:: WHAT IS NEEDED ::
Exactly repeat all the records below, omitting the images they hold.

:: SOURCE RECORDS ::
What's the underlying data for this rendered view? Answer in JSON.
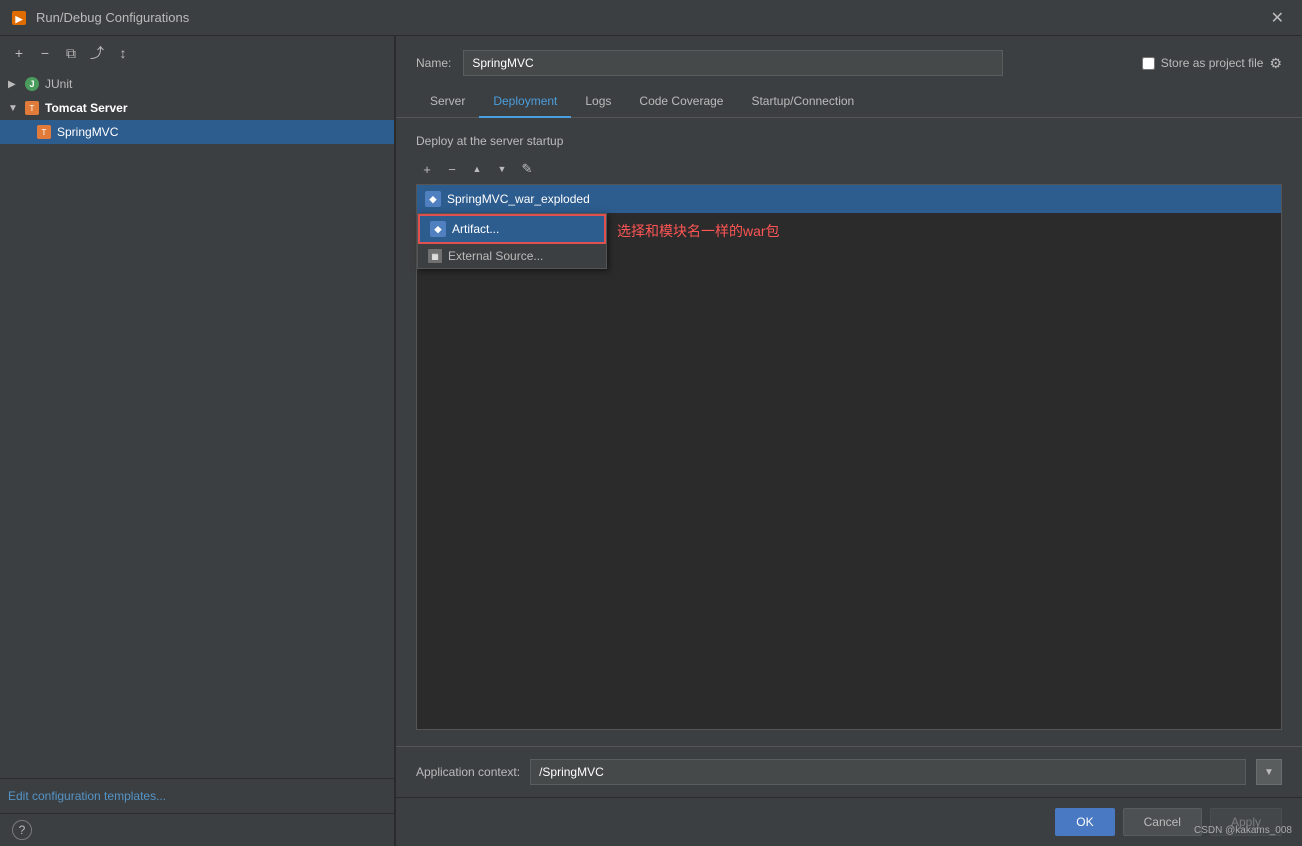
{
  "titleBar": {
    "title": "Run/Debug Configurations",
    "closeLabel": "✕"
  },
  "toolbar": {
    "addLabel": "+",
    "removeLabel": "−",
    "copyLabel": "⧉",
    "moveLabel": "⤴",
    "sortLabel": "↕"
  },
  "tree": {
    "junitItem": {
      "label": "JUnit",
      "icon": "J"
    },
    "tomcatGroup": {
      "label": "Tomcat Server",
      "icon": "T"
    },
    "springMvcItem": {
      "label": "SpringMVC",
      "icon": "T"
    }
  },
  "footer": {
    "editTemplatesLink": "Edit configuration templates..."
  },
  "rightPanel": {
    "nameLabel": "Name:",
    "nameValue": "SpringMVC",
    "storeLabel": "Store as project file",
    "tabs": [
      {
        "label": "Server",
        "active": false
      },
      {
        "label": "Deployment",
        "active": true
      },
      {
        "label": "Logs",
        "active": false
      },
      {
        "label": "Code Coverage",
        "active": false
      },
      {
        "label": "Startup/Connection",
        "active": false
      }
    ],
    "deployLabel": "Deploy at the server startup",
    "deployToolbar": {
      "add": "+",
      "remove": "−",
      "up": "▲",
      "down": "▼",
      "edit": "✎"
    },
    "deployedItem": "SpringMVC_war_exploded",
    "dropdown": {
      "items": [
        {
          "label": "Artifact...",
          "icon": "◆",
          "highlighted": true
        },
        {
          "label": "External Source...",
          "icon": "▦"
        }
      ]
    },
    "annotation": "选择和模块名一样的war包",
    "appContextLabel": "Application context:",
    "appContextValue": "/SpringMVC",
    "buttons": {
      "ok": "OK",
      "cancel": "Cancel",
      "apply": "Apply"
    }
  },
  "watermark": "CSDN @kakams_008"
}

:: SOLUTION BELOW ::
What's the underlying data for this rendered view? Answer in JSON.
{
  "titleBar": {
    "title": "Run/Debug Configurations",
    "closeLabel": "✕"
  },
  "toolbar": {
    "addLabel": "+",
    "removeLabel": "−",
    "copyLabel": "⧉",
    "moveLabel": "⤴",
    "sortLabel": "↕"
  },
  "tree": {
    "junitItem": {
      "label": "JUnit",
      "icon": "J"
    },
    "tomcatGroup": {
      "label": "Tomcat Server",
      "icon": "T"
    },
    "springMvcItem": {
      "label": "SpringMVC",
      "icon": "T"
    }
  },
  "footer": {
    "editTemplatesLink": "Edit configuration templates..."
  },
  "rightPanel": {
    "nameLabel": "Name:",
    "nameValue": "SpringMVC",
    "storeLabel": "Store as project file",
    "tabs": [
      {
        "label": "Server",
        "active": false
      },
      {
        "label": "Deployment",
        "active": true
      },
      {
        "label": "Logs",
        "active": false
      },
      {
        "label": "Code Coverage",
        "active": false
      },
      {
        "label": "Startup/Connection",
        "active": false
      }
    ],
    "deployLabel": "Deploy at the server startup",
    "deployToolbar": {
      "add": "+",
      "remove": "−",
      "up": "▲",
      "down": "▼",
      "edit": "✎"
    },
    "deployedItem": "SpringMVC_war_exploded",
    "dropdown": {
      "items": [
        {
          "label": "Artifact...",
          "icon": "◆",
          "highlighted": true
        },
        {
          "label": "External Source...",
          "icon": "▦"
        }
      ]
    },
    "annotation": "选择和模块名一样的war包",
    "appContextLabel": "Application context:",
    "appContextValue": "/SpringMVC",
    "buttons": {
      "ok": "OK",
      "cancel": "Cancel",
      "apply": "Apply"
    }
  },
  "watermark": "CSDN @kakams_008"
}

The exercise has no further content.